▸ STATED TASK
Check each line of the data for "items" and select those that have it.
-- START OF EXTRACTED ENTRIES --
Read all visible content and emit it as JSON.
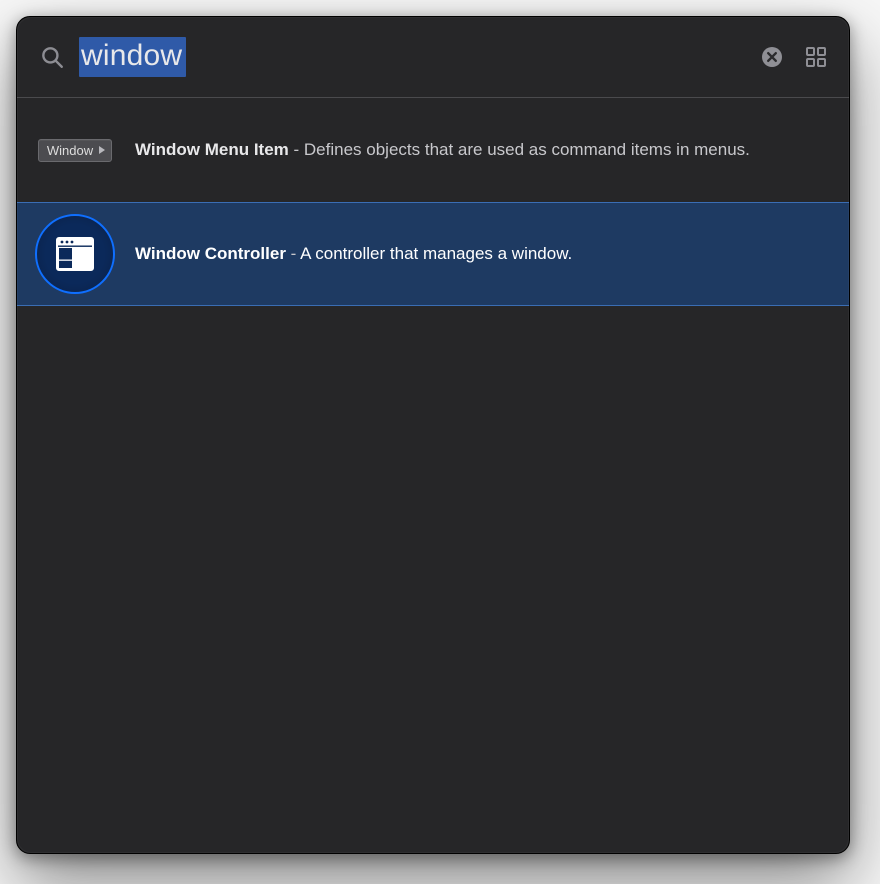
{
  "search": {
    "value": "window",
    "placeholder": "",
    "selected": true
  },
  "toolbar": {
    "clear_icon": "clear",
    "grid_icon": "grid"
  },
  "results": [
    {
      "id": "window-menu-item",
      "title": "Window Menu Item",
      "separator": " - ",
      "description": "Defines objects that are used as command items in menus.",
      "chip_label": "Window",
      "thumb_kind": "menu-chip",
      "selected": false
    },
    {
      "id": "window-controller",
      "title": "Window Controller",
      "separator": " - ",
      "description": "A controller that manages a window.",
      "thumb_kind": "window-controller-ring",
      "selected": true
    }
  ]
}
-- END OF EXTRACTED ENTRIES --
-- START OF EXTRACTED ENTRIES --
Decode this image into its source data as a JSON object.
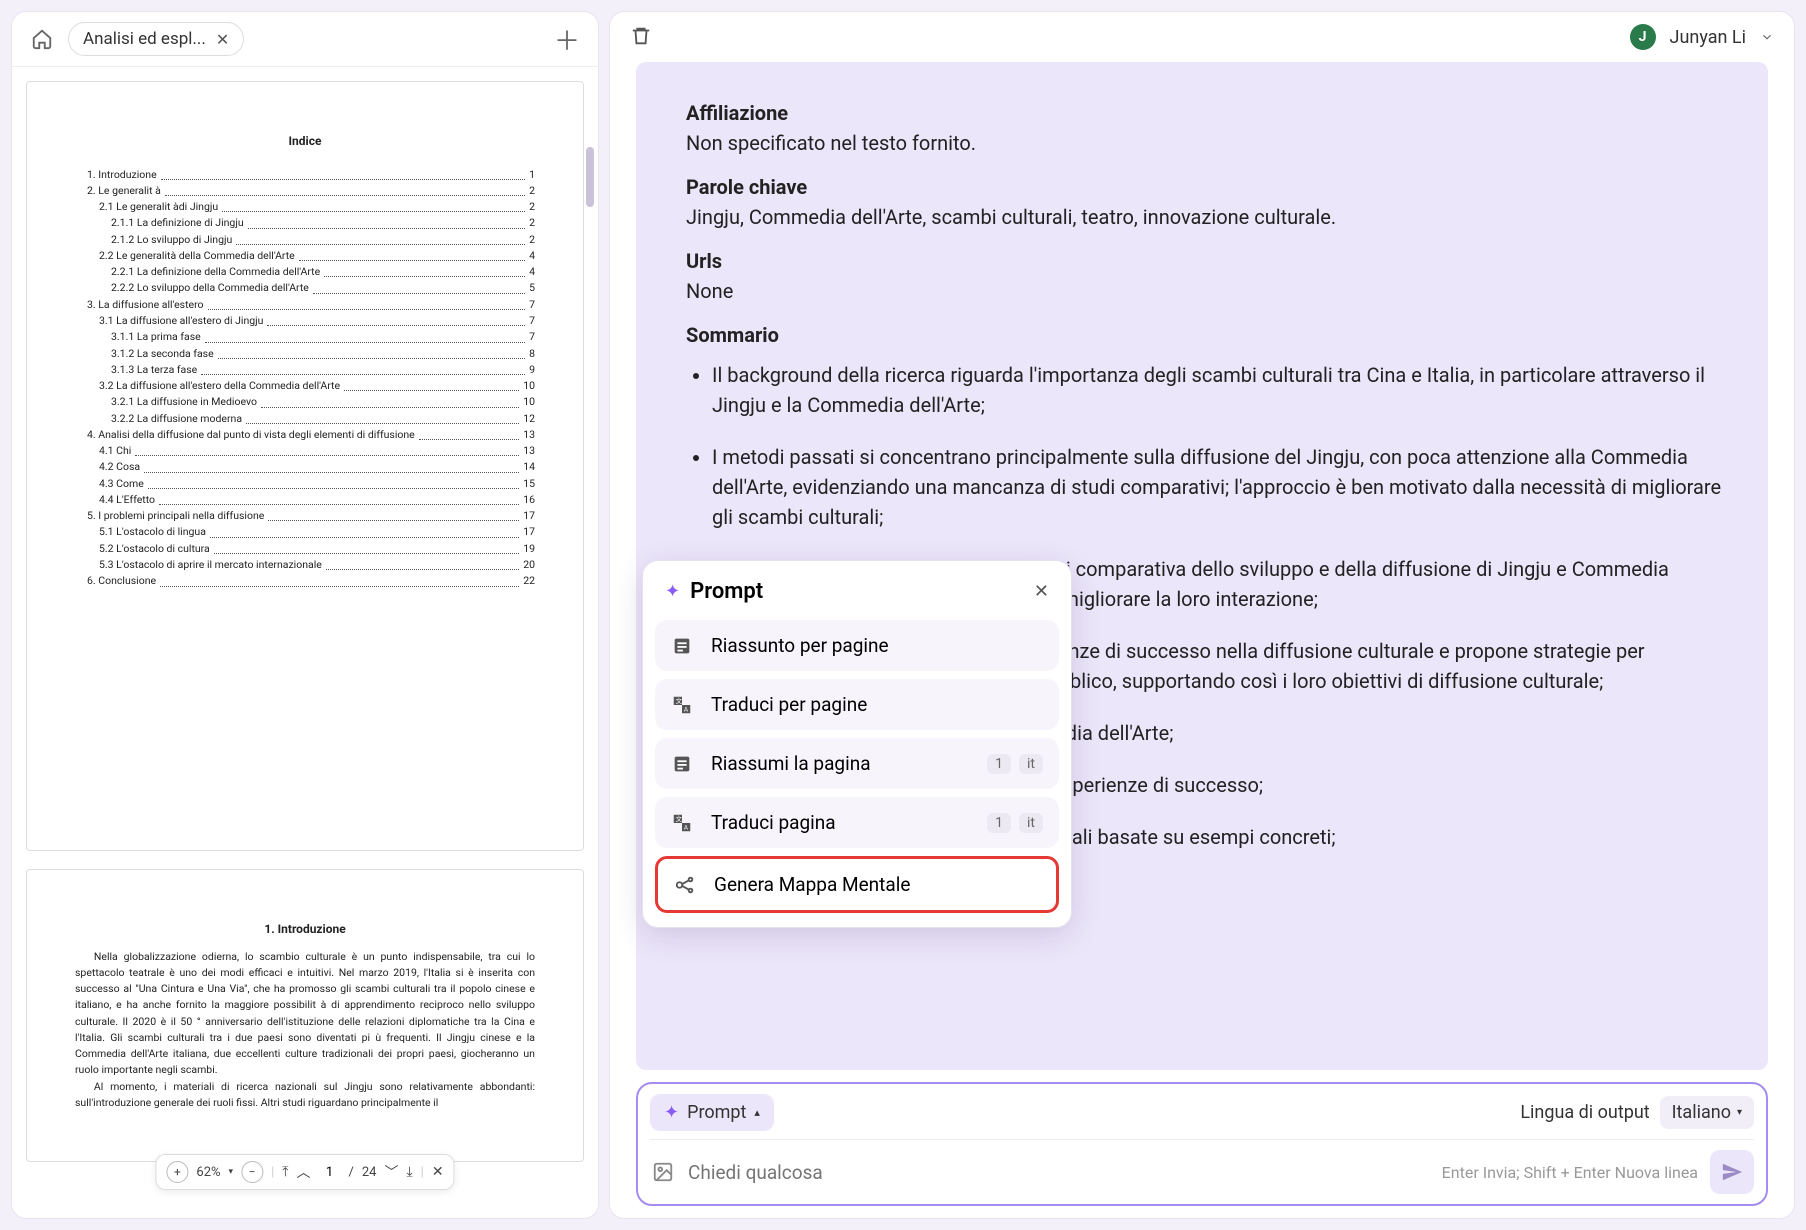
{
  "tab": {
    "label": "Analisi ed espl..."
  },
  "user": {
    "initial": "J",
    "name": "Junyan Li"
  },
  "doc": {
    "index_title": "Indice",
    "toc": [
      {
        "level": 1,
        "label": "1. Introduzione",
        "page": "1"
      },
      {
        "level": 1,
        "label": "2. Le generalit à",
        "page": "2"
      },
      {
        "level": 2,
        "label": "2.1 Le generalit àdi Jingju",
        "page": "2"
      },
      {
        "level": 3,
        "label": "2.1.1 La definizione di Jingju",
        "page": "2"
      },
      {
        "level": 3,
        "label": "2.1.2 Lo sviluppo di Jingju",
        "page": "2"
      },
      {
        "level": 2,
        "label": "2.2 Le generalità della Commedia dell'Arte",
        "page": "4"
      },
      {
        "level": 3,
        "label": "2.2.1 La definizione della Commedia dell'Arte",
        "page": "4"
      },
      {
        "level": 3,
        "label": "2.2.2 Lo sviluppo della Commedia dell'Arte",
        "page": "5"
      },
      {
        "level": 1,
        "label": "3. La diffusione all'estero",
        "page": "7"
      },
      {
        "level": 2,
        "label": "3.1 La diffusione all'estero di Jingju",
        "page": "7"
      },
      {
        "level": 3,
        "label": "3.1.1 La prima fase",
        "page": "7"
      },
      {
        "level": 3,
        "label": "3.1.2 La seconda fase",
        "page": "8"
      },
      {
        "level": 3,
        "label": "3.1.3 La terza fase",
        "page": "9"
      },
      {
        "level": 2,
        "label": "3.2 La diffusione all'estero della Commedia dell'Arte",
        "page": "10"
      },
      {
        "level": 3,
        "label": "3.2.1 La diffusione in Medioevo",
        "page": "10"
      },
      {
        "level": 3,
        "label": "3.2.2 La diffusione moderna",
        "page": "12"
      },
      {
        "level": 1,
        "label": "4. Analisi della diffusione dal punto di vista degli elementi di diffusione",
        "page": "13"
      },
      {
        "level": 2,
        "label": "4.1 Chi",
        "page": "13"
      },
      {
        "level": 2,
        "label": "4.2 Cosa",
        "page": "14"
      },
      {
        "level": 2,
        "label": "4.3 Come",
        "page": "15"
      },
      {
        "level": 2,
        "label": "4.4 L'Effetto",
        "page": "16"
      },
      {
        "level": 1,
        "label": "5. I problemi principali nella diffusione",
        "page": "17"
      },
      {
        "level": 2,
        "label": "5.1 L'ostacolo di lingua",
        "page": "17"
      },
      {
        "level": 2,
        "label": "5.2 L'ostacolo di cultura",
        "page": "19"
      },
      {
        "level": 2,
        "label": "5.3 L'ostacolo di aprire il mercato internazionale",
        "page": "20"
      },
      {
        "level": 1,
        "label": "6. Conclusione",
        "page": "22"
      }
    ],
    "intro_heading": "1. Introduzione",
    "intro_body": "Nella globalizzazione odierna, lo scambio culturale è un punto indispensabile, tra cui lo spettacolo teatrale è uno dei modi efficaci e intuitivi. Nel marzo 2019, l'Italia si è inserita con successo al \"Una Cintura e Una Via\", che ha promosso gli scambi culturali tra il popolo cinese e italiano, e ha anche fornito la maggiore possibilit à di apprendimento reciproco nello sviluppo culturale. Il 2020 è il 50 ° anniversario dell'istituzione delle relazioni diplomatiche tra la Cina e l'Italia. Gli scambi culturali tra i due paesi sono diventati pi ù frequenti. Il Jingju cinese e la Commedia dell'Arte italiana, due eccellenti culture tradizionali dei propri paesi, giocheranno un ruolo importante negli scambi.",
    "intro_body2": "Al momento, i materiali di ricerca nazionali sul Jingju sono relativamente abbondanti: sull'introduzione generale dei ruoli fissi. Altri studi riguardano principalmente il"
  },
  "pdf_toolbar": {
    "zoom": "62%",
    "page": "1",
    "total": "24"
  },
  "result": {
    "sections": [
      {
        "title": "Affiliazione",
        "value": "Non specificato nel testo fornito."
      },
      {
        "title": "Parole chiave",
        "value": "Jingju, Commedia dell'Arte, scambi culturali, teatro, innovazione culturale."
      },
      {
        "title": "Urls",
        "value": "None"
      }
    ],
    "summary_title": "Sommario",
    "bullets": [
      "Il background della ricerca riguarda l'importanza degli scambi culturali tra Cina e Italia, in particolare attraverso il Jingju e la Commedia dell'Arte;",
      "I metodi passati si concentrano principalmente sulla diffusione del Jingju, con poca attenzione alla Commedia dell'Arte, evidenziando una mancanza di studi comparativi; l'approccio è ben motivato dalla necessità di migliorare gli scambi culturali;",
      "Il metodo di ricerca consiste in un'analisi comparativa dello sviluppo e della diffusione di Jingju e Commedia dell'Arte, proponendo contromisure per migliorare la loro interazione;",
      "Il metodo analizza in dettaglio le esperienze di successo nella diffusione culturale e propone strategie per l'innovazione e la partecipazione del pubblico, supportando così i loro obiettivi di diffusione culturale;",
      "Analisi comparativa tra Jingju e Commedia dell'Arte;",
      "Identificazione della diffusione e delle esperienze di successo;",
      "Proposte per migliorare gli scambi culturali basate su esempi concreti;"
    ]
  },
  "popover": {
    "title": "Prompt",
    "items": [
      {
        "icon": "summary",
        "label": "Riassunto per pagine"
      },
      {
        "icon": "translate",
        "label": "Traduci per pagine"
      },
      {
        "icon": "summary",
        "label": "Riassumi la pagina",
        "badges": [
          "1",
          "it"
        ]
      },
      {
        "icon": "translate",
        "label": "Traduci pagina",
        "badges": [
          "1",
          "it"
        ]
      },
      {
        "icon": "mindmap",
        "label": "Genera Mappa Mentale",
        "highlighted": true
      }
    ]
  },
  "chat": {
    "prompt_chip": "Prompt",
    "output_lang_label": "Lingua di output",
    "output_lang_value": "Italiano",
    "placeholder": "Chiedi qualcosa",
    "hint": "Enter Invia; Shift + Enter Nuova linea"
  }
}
-- END OF EXTRACTED ENTRIES --
▸ RESPONSE
      "description": "Defines objects that are used as command items in menus.",
    "items": [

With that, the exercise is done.